___ Provided records
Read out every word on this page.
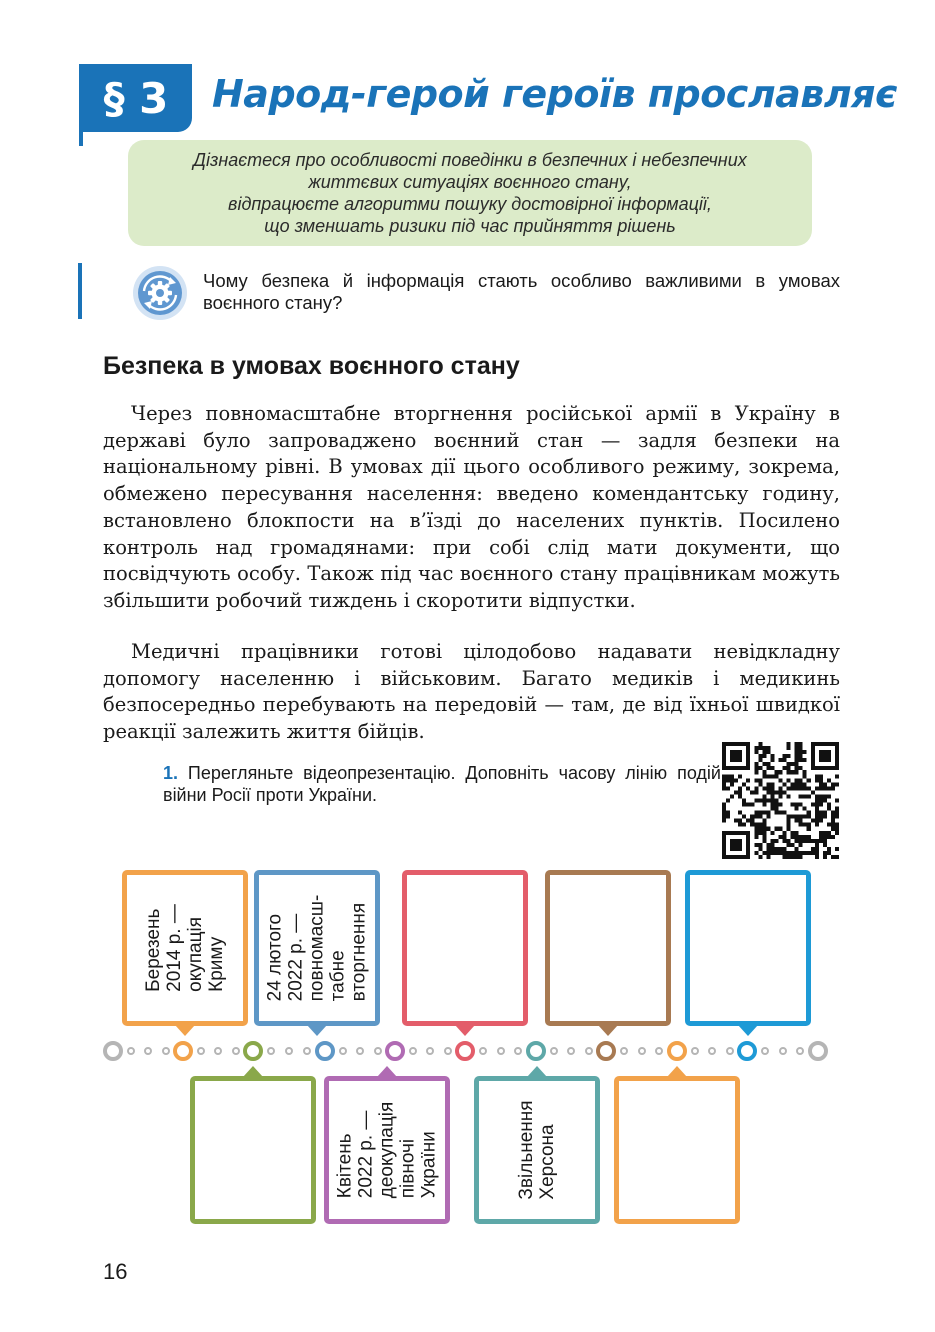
§ 3	Народ-герой героїв прославляє
Дізнаєтеся про особливості поведінки в безпечних і небезпечних
життєвих ситуаціях воєнного стану,
відпрацюєте алгоритми пошуку достовірної інформації,
що зменшать ризики під час прийняття рішень
Чому безпека й інформація стають особливо важливими в умовах воєнного стану?
Безпека в умовах воєнного стану
Через повномасштабне вторгнення російської армії в Україну в державі було запроваджено воєнний стан — задля безпеки на національному рівні. В умовах дії цього особливого режиму, зокрема, обмежено пересування населення: введено комендантську годину, встановлено блокпости на в’їзді до населених пунктів. Посилено контроль над громадянами: при собі слід мати документи, що посвідчують особу. Також під час воєнного стану працівникам можуть збільшити робочий тиждень і скоротити відпустки.
Медичні працівники готові цілодобово надавати невідкладну допомогу населенню і військовим. Багато медиків і медикинь безпосередньо перебувають на передовій — там, де від їхньої швидкої реакції залежить життя бійців.
1. Перегляньте відеопрезентацію. Доповніть часову лінію подій війни Росії проти України.
Березень
2014 р. —
окупація
Криму 24 лютого
2022 р. —
повномасш-
табне
вторгнення
Квітень
2022 р. —
деокупація
півночі
України	Звільнення
Херсона
16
______
Your goal:
Quote the data above in full, leaving out the pictures it holds.

Output:
Read out every word on this page.
§ 3	Народ-герой героїв прославляє
Дізнаєтеся про особливості поведінки в безпечних і небезпечних
життєвих ситуаціях воєнного стану,
відпрацюєте алгоритми пошуку достовірної інформації,
що зменшать ризики під час прийняття рішень
Чому безпека й інформація стають особливо важливими в умовах воєнного стану?
Безпека в умовах воєнного стану
Через повномасштабне вторгнення російської армії в Україну в державі було запроваджено воєнний стан — задля безпеки на національному рівні. В умовах дії цього особливого режиму, зокрема, обмежено пересування населення: введено комендантську годину, встановлено блокпости на в’їзді до населених пунктів. Посилено контроль над громадянами: при собі слід мати документи, що посвідчують особу. Також під час воєнного стану працівникам можуть збільшити робочий тиждень і скоротити відпустки.
Медичні працівники готові цілодобово надавати невідкладну допомогу населенню і військовим. Багато медиків і медикинь безпосередньо перебувають на передовій — там, де від їхньої швидкої реакції залежить життя бійців.
1. Перегляньте відеопрезентацію. Доповніть часову лінію подій війни Росії проти України.
Березень
2014 р. —
окупація
Криму 24 лютого
2022 р. —
повномасш-
табне
вторгнення
Квітень
2022 р. —
деокупація
півночі
України	Звільнення
Херсона
16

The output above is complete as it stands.